*Text passage*:
-- START --

# Dark terror vs jim root terror



## steve k (Aug 1, 2013)

im looking into buying one of the two im unsure of which, i haven't had the chance to try either out as of yet but i will be. i was basically wondering if anyone has played either or both and what they think. the type of stuff im looking to play is hardcore stuff and heavier.
thanks


----------



## Chris O (Aug 1, 2013)

I have. I preferred the DT to the Root - a little more tonal versatility. The Root was a bit too compressed, and a little too "furry". Take a look at the OR15 too though. I thought that one was nicer than either of the others, had plenty of gain, and if you for some reason needed more, takes pedals in front nicely.

I should mention that I had a Rockerverb 50 too, which supposedly has the tone stack the Root is based upon. They were pretty close. For about 1/3 the price, I'd take the little guy ALL DAY. The RV is a great amp, but I think Orange kinda shot themselves in the foot by making the Root and DT so darn nice!

-- END --

*Data*:
-- START --

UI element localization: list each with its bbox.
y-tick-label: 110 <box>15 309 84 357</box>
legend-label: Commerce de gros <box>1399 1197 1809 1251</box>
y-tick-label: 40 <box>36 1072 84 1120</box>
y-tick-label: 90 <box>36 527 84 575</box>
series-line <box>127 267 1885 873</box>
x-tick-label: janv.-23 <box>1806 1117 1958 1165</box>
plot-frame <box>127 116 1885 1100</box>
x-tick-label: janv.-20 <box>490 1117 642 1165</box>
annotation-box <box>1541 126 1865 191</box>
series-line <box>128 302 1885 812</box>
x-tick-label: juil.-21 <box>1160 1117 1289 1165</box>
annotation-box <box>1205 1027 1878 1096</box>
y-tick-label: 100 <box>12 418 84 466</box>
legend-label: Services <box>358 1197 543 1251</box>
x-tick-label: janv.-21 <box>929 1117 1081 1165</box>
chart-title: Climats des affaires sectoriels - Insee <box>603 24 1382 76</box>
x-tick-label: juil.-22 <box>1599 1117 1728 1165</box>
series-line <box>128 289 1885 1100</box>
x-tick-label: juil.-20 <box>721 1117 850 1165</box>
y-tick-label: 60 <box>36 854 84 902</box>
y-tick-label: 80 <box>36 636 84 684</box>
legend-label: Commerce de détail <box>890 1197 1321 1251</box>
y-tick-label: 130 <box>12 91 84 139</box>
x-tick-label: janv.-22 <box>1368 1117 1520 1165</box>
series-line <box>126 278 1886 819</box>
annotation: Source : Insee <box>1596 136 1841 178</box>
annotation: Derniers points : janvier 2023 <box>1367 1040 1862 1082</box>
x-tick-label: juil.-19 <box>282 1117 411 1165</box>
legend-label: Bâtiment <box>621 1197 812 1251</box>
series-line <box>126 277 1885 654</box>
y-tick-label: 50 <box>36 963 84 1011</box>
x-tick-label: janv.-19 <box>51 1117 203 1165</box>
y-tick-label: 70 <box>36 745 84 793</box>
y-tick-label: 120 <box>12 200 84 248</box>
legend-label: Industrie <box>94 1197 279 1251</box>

-- END --
-- START --

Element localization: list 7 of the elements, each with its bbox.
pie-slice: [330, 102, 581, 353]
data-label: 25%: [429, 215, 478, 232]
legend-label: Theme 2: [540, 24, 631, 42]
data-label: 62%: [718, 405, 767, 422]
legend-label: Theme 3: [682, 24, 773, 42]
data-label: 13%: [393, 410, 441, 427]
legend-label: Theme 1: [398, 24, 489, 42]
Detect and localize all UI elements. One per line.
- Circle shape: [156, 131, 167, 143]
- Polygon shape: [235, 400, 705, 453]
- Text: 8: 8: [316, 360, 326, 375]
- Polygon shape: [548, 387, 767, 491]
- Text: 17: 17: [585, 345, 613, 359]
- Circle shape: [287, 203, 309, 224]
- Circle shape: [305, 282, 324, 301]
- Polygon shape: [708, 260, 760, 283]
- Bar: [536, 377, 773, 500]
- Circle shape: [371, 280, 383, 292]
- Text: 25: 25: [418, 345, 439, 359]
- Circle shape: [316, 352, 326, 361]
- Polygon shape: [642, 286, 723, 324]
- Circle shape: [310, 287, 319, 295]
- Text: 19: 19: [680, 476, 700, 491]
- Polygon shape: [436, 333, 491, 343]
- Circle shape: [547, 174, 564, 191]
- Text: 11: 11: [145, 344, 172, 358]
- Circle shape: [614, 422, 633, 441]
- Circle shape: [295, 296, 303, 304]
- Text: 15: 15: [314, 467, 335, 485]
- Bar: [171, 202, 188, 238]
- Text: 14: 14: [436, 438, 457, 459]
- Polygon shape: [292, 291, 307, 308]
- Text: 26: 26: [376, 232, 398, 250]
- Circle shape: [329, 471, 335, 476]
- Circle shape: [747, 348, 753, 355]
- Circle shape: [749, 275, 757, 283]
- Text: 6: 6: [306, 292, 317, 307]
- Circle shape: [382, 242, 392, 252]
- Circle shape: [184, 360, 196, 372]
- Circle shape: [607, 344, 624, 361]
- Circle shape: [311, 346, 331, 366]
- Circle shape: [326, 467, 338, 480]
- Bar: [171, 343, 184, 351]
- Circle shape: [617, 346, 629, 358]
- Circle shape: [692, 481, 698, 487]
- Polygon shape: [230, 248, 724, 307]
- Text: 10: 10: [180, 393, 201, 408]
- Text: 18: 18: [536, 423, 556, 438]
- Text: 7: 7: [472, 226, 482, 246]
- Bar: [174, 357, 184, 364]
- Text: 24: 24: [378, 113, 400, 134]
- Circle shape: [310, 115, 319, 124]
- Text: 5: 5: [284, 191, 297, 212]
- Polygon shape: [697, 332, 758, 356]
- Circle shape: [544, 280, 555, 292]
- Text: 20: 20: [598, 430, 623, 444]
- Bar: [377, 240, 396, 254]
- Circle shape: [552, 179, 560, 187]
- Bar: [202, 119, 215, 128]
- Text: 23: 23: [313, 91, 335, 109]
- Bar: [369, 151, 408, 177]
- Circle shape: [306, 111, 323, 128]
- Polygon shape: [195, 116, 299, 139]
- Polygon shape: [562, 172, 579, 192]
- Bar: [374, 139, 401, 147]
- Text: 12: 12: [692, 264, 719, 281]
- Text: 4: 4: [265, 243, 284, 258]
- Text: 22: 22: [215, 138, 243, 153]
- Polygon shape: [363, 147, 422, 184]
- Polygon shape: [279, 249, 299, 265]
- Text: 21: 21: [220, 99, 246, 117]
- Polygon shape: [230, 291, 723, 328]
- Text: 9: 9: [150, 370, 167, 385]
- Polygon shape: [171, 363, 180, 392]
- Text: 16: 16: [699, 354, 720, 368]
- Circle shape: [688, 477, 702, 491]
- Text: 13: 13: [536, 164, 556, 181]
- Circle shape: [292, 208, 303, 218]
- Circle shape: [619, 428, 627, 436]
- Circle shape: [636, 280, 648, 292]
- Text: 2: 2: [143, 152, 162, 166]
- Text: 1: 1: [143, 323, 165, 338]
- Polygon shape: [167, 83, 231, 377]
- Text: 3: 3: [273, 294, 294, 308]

-- END --

*Set problem 1*:
Using the forum thread, state whether each of these statements agrees with it, answering yes or no and quoting the deciding words: (a) Chris O preferred the DT to the Root. (b) steve k had already tried both amplifiers. (c) Chris O found that the OR15 lacked gain.
*Set problem 2*:
In the listing, change "series-line" to "data-series" throughout the lines from the line with "UI element localization: list" to the line with "y-tick-label: 50 <box>36 963 84 1011</box>". Give only those lines, with nothing else altered.
The forum thread and the listing are unrelated to each other.

*Result 1*:
(a) Yes: "I preferred the DT to the Root"
(b) No: "i haven't had the chance to try either out as of yet"
(c) No: "had plenty of gain"

*Result 2*:
UI element localization: list each with its bbox.
y-tick-label: 110 <box>15 309 84 357</box>
legend-label: Commerce de gros <box>1399 1197 1809 1251</box>
y-tick-label: 40 <box>36 1072 84 1120</box>
y-tick-label: 90 <box>36 527 84 575</box>
data-series <box>127 267 1885 873</box>
x-tick-label: janv.-23 <box>1806 1117 1958 1165</box>
plot-frame <box>127 116 1885 1100</box>
x-tick-label: janv.-20 <box>490 1117 642 1165</box>
annotation-box <box>1541 126 1865 191</box>
data-series <box>128 302 1885 812</box>
x-tick-label: juil.-21 <box>1160 1117 1289 1165</box>
annotation-box <box>1205 1027 1878 1096</box>
y-tick-label: 100 <box>12 418 84 466</box>
legend-label: Services <box>358 1197 543 1251</box>
x-tick-label: janv.-21 <box>929 1117 1081 1165</box>
chart-title: Climats des affaires sectoriels - Insee <box>603 24 1382 76</box>
x-tick-label: juil.-22 <box>1599 1117 1728 1165</box>
data-series <box>128 289 1885 1100</box>
x-tick-label: juil.-20 <box>721 1117 850 1165</box>
y-tick-label: 60 <box>36 854 84 902</box>
y-tick-label: 80 <box>36 636 84 684</box>
legend-label: Commerce de détail <box>890 1197 1321 1251</box>
y-tick-label: 130 <box>12 91 84 139</box>
x-tick-label: janv.-22 <box>1368 1117 1520 1165</box>
data-series <box>126 278 1886 819</box>
annotation: Source : Insee <box>1596 136 1841 178</box>
annotation: Derniers points : janvier 2023 <box>1367 1040 1862 1082</box>
x-tick-label: juil.-19 <box>282 1117 411 1165</box>
legend-label: Bâtiment <box>621 1197 812 1251</box>
data-series <box>126 277 1885 654</box>
y-tick-label: 50 <box>36 963 84 1011</box>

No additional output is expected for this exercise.